Task statement: Look through the data below. Collect every line where the word "Китая" occurs.

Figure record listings
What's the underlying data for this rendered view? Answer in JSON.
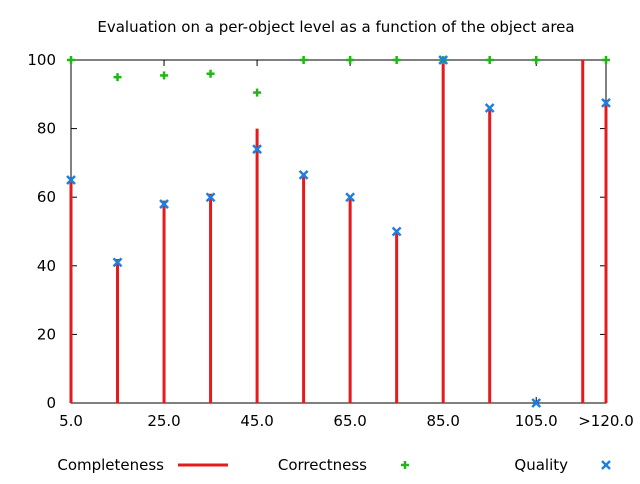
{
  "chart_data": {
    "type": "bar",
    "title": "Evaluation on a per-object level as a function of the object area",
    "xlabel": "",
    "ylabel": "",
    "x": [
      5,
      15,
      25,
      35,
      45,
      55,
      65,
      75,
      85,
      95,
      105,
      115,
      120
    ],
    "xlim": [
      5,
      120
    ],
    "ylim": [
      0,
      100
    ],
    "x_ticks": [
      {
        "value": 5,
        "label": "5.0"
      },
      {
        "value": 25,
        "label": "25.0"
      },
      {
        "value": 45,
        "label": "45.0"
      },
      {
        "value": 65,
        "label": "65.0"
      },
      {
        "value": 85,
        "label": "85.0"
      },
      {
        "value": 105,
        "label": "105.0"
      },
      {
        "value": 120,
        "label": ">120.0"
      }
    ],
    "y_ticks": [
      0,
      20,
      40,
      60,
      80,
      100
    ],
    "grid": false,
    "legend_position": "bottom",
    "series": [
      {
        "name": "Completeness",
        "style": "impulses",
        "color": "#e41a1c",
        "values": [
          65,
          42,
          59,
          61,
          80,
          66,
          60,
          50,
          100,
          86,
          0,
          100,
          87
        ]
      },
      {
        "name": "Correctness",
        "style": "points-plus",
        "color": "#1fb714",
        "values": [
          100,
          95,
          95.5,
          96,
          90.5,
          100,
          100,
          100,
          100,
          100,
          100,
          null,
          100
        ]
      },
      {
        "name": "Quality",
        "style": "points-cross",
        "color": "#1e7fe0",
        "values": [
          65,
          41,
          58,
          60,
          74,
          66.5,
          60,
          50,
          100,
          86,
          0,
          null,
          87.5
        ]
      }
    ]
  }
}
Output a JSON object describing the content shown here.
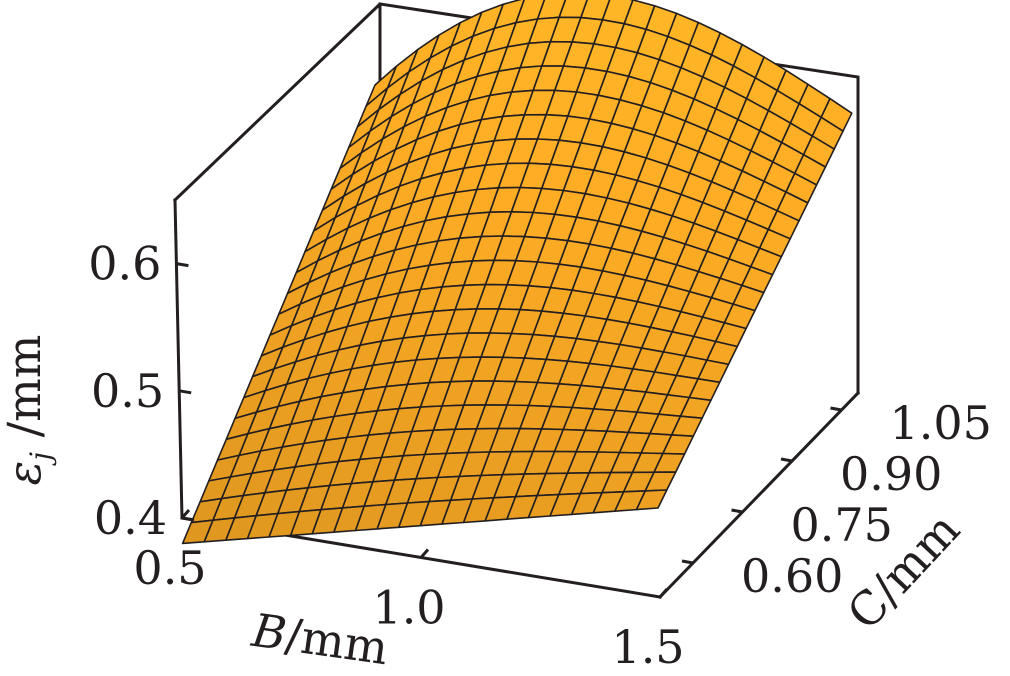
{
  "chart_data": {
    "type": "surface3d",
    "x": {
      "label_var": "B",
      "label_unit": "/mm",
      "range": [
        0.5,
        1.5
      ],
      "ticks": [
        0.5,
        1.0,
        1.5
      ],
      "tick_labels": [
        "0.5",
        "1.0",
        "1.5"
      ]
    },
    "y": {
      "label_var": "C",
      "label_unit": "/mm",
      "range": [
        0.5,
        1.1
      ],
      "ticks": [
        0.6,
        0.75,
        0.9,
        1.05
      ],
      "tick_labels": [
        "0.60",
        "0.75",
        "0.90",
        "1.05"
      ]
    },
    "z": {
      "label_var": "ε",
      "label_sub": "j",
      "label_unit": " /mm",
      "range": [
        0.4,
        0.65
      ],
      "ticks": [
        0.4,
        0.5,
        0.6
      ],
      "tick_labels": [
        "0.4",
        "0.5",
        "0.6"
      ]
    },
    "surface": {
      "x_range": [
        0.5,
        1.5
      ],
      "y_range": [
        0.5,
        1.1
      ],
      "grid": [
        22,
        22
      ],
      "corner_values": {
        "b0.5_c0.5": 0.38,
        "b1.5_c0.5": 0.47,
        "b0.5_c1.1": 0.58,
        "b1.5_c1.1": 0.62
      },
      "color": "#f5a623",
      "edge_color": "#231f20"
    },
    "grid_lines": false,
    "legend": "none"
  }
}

...

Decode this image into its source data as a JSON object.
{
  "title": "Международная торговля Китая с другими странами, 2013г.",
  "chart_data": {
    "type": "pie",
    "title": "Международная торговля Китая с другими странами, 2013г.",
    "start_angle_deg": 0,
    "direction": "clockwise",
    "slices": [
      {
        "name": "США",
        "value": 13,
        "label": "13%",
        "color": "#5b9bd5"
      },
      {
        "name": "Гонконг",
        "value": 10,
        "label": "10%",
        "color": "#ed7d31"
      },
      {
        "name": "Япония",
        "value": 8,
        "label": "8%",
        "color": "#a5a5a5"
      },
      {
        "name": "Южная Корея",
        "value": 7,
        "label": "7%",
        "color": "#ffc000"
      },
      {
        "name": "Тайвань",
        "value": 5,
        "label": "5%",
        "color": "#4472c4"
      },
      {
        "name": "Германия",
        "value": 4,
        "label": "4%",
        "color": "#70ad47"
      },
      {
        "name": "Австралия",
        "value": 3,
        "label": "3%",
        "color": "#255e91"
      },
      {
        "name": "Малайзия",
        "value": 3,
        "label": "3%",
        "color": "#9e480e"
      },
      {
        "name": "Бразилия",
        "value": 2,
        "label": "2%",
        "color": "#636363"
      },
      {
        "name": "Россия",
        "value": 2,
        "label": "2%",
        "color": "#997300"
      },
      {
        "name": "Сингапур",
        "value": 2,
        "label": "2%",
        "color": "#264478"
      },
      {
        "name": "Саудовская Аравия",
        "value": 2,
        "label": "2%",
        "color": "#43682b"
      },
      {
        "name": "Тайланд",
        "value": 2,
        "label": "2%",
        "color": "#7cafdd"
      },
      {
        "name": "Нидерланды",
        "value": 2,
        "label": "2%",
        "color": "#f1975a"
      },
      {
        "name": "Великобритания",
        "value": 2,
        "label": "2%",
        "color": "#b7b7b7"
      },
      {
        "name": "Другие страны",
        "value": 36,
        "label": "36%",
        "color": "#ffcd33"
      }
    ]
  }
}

Worked solution:
  "title": "Международная торговля Китая с другими странами, 2013г.",
    "title": "Международная торговля Китая с другими странами, 2013г.",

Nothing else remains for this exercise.